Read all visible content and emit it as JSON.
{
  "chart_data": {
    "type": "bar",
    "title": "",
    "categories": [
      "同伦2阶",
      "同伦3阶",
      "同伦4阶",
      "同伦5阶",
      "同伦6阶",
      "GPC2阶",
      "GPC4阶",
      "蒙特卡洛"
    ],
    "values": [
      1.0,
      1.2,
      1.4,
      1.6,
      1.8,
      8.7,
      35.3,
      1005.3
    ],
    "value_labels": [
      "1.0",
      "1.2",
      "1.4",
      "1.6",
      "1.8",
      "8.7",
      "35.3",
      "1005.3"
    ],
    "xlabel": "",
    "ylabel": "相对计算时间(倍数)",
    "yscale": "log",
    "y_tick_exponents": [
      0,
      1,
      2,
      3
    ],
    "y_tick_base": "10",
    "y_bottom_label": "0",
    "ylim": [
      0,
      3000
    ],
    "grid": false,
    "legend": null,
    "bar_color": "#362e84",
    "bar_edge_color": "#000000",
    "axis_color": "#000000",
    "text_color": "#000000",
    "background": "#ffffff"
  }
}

* SHORT PROBLEM: Print again each line of the listing above, exactly as it appears.

* PROBLEM SOLUTION:
Read all visible content and emit it as JSON.
{
  "chart_data": {
    "type": "bar",
    "title": "",
    "categories": [
      "同伦2阶",
      "同伦3阶",
      "同伦4阶",
      "同伦5阶",
      "同伦6阶",
      "GPC2阶",
      "GPC4阶",
      "蒙特卡洛"
    ],
    "values": [
      1.0,
      1.2,
      1.4,
      1.6,
      1.8,
      8.7,
      35.3,
      1005.3
    ],
    "value_labels": [
      "1.0",
      "1.2",
      "1.4",
      "1.6",
      "1.8",
      "8.7",
      "35.3",
      "1005.3"
    ],
    "xlabel": "",
    "ylabel": "相对计算时间(倍数)",
    "yscale": "log",
    "y_tick_exponents": [
      0,
      1,
      2,
      3
    ],
    "y_tick_base": "10",
    "y_bottom_label": "0",
    "ylim": [
      0,
      3000
    ],
    "grid": false,
    "legend": null,
    "bar_color": "#362e84",
    "bar_edge_color": "#000000",
    "axis_color": "#000000",
    "text_color": "#000000",
    "background": "#ffffff"
  }
}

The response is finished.